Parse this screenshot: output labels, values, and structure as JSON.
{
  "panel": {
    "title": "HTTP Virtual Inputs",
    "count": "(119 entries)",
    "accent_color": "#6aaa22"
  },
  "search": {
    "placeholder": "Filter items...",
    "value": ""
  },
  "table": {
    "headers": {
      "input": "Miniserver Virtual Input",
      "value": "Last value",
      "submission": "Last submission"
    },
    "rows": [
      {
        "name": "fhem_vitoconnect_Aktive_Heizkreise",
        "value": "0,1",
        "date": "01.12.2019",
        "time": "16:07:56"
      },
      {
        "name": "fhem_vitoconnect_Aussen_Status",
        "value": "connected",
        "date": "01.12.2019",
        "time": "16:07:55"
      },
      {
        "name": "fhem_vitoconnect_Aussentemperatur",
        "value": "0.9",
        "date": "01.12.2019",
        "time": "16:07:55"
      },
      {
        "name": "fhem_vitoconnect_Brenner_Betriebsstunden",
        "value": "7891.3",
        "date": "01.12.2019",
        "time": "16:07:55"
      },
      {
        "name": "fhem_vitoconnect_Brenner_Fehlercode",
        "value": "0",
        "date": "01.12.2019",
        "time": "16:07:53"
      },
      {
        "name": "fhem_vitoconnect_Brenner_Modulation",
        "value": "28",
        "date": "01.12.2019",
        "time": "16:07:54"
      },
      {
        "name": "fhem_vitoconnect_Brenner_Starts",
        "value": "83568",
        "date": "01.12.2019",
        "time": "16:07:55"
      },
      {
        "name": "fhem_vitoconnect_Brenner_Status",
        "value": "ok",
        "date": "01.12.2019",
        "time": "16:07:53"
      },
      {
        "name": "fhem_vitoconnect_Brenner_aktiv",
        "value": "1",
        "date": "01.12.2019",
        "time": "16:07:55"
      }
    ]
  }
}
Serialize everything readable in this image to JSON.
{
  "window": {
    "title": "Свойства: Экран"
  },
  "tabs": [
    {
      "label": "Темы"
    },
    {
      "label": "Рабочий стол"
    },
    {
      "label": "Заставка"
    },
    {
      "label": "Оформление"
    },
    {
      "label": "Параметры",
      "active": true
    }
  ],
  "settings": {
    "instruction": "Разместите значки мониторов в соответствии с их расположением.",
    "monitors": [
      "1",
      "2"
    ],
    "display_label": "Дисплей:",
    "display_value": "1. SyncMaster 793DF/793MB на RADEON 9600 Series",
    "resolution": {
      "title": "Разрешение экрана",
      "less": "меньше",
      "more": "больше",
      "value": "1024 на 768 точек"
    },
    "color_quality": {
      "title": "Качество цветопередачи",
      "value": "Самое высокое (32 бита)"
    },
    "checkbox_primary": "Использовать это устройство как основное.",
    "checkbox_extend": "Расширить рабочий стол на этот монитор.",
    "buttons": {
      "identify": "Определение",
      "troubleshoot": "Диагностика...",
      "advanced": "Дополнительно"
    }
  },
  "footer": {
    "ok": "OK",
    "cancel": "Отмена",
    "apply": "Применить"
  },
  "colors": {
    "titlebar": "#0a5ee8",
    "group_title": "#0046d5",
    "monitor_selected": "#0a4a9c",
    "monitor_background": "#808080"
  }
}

### Exercise goal
Go through the data and return every record exactly.

### The answer
Parse this screenshot: output labels, values, and structure as JSON.
{
  "panel": {
    "title": "HTTP Virtual Inputs",
    "count": "(119 entries)",
    "accent_color": "#6aaa22"
  },
  "search": {
    "placeholder": "Filter items...",
    "value": ""
  },
  "table": {
    "headers": {
      "input": "Miniserver Virtual Input",
      "value": "Last value",
      "submission": "Last submission"
    },
    "rows": [
      {
        "name": "fhem_vitoconnect_Aktive_Heizkreise",
        "value": "0,1",
        "date": "01.12.2019",
        "time": "16:07:56"
      },
      {
        "name": "fhem_vitoconnect_Aussen_Status",
        "value": "connected",
        "date": "01.12.2019",
        "time": "16:07:55"
      },
      {
        "name": "fhem_vitoconnect_Aussentemperatur",
        "value": "0.9",
        "date": "01.12.2019",
        "time": "16:07:55"
      },
      {
        "name": "fhem_vitoconnect_Brenner_Betriebsstunden",
        "value": "7891.3",
        "date": "01.12.2019",
        "time": "16:07:55"
      },
      {
        "name": "fhem_vitoconnect_Brenner_Fehlercode",
        "value": "0",
        "date": "01.12.2019",
        "time": "16:07:53"
      },
      {
        "name": "fhem_vitoconnect_Brenner_Modulation",
        "value": "28",
        "date": "01.12.2019",
        "time": "16:07:54"
      },
      {
        "name": "fhem_vitoconnect_Brenner_Starts",
        "value": "83568",
        "date": "01.12.2019",
        "time": "16:07:55"
      },
      {
        "name": "fhem_vitoconnect_Brenner_Status",
        "value": "ok",
        "date": "01.12.2019",
        "time": "16:07:53"
      },
      {
        "name": "fhem_vitoconnect_Brenner_aktiv",
        "value": "1",
        "date": "01.12.2019",
        "time": "16:07:55"
      }
    ]
  }
}
Serialize everything readable in this image to JSON.
{
  "window": {
    "title": "Свойства: Экран"
  },
  "tabs": [
    {
      "label": "Темы"
    },
    {
      "label": "Рабочий стол"
    },
    {
      "label": "Заставка"
    },
    {
      "label": "Оформление"
    },
    {
      "label": "Параметры",
      "active": true
    }
  ],
  "settings": {
    "instruction": "Разместите значки мониторов в соответствии с их расположением.",
    "monitors": [
      "1",
      "2"
    ],
    "display_label": "Дисплей:",
    "display_value": "1. SyncMaster 793DF/793MB на RADEON 9600 Series",
    "resolution": {
      "title": "Разрешение экрана",
      "less": "меньше",
      "more": "больше",
      "value": "1024 на 768 точек"
    },
    "color_quality": {
      "title": "Качество цветопередачи",
      "value": "Самое высокое (32 бита)"
    },
    "checkbox_primary": "Использовать это устройство как основное.",
    "checkbox_extend": "Расширить рабочий стол на этот монитор.",
    "buttons": {
      "identify": "Определение",
      "troubleshoot": "Диагностика...",
      "advanced": "Дополнительно"
    }
  },
  "footer": {
    "ok": "OK",
    "cancel": "Отмена",
    "apply": "Применить"
  },
  "colors": {
    "titlebar": "#0a5ee8",
    "group_title": "#0046d5",
    "monitor_selected": "#0a4a9c",
    "monitor_background": "#808080"
  }
}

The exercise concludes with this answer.